» Aim of the task:
How many of these lines hold the string "frac"? Answer with the number only.

——————

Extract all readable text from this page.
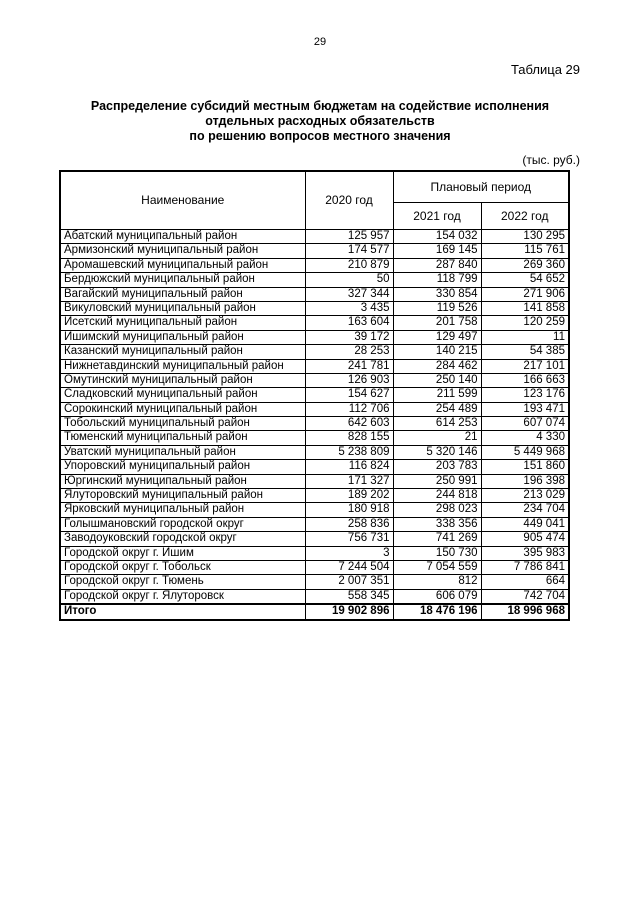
29
Таблица 29
Распределение субсидий местным бюджетам на содействие исполнения
отдельных расходных обязательств
по решению вопросов местного значения
(тыс. руб.)
Наименование	2020 год	Плановый период	
		2021 год	2022 год
Абатский муниципальный район	125 957	154 032	130 295
Армизонский муниципальный район	174 577	169 145	115 761
Аромашевский муниципальный район	210 879	287 840	269 360
Бердюжский муниципальный район	50	118 799	54 652
Вагайский муниципальный район	327 344	330 854	271 906
Викуловский муниципальный район	3 435	119 526	141 858
Исетский муниципальный район	163 604	201 758	120 259
Ишимский муниципальный район	39 172	129 497	11
Казанский муниципальный район	28 253	140 215	54 385
Нижнетавдинский муниципальный район	241 781	284 462	217 101
Омутинский муниципальный район	126 903	250 140	166 663
Сладковский муниципальный район	154 627	211 599	123 176
Сорокинский муниципальный район	112 706	254 489	193 471
Тобольский муниципальный район	642 603	614 253	607 074
Тюменский муниципальный район	828 155	21	4 330
Уватский муниципальный район	5 238 809	5 320 146	5 449 968
Упоровский муниципальный район	116 824	203 783	151 860
Юргинский муниципальный район	171 327	250 991	196 398
Ялуторовский муниципальный район	189 202	244 818	213 029
Ярковский муниципальный район	180 918	298 023	234 704
Голышмановский городской округ	258 836	338 356	449 041
Заводоуковский городской округ	756 731	741 269	905 474
Городской округ г. Ишим	3	150 730	395 983
Городской округ г. Тобольск	7 244 504	7 054 559	7 786 841
Городской округ г. Тюмень	2 007 351	812	664
Городской округ г. Ялуторовск	558 345	606 079	742 704
Итого	19 902 896	18 476 196	18 996 968
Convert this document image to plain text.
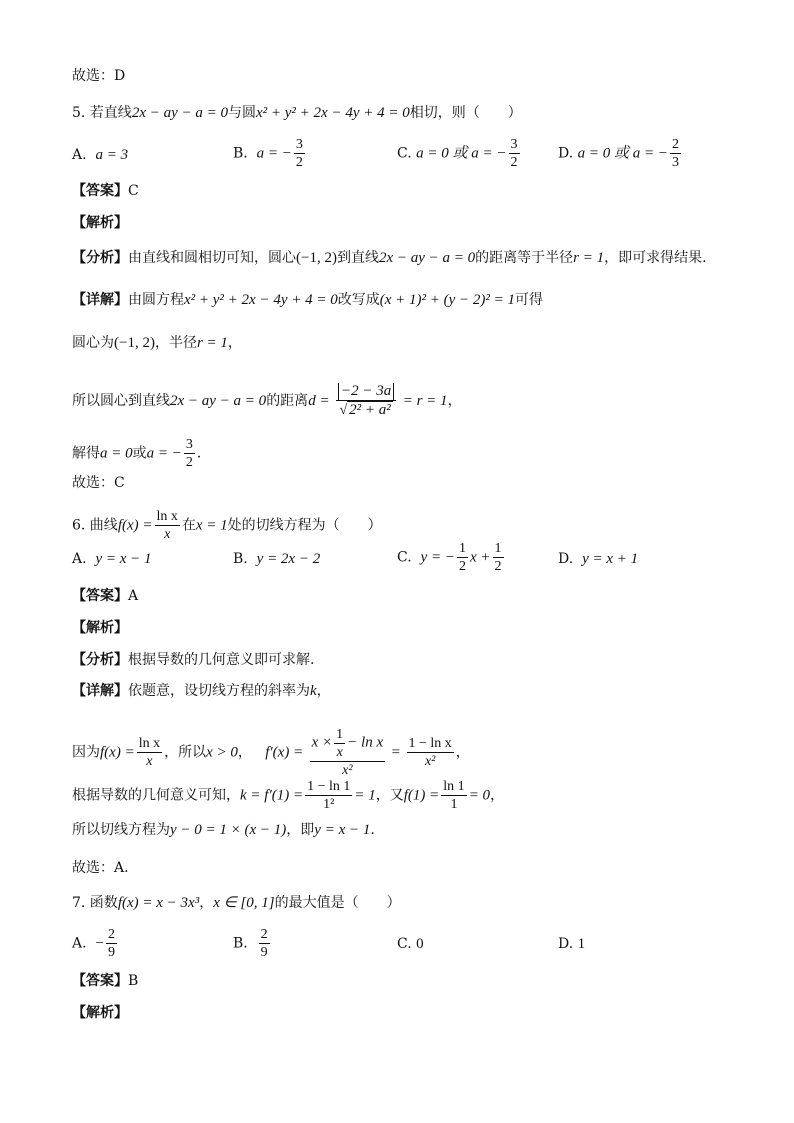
故选：D
5. 若直线2x − ay − a = 0与圆x² + y² + 2x − 4y + 4 = 0相切，则（　　）
A. a = 3	B. a = − $\frac{3}{2}$	C. a = 0 或 a = − $\frac{3}{2}$	D. a = 0 或 a = − $\frac{2}{3}$
【答案】C
【解析】
【分析】由直线和圆相切可知，圆心(−1, 2)到直线2x − ay − a = 0的距离等于半径r = 1，即可求得结果.
【详解】由圆方程x² + y² + 2x − 4y + 4 = 0改写成(x + 1)² + (y − 2)² = 1可得
圆心为(−1, 2)，半径r = 1，
所以圆心到直线2x − ay − a = 0的距离$d = \frac{-2 - 3a}{\text{√ 2² + a²}} = r = 1$，
解得a = 0或a = − $\frac{3}{2}$ .
故选：C
6. 曲线$f(x) = \frac{\text{ln x}}{x}$ 在x = 1处的切线方程为（　　）
A. y = x − 1	B. y = 2x − 2	C. y = − $\frac{1}{2}$ $x + \frac{1}{2}$	D. y = x + 1
【答案】A
【解析】
【分析】根据导数的几何意义即可求解.
【详解】依题意，设切线方程的斜率为k，
因为$f(x) = \frac{\text{ln x}}{x}$ ，所以x > 0， $f'(x) = \frac{x \times \frac{1}{x} - \ln x}{\text{x²}} = \frac{\text{1 − ln x}}{\text{x²}}$ ，
根据导数的几何意义可知，$k = f'(1) = \frac{1 - \ln 1}{\text{1²}} = 1$，又$f(1) = \frac{\ln 1}{1} = 0$，
所以切线方程为y − 0 = 1 × (x − 1)，即y = x − 1.
故选：A.
7. 函数f(x) = x − 3x³，x ∈ [0, 1]的最大值是（　　）
A. − $\frac{2}{9}$	B. $\frac{2}{9}$	C. 0	D. 1
【答案】B
【解析】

——————

» Task result:
8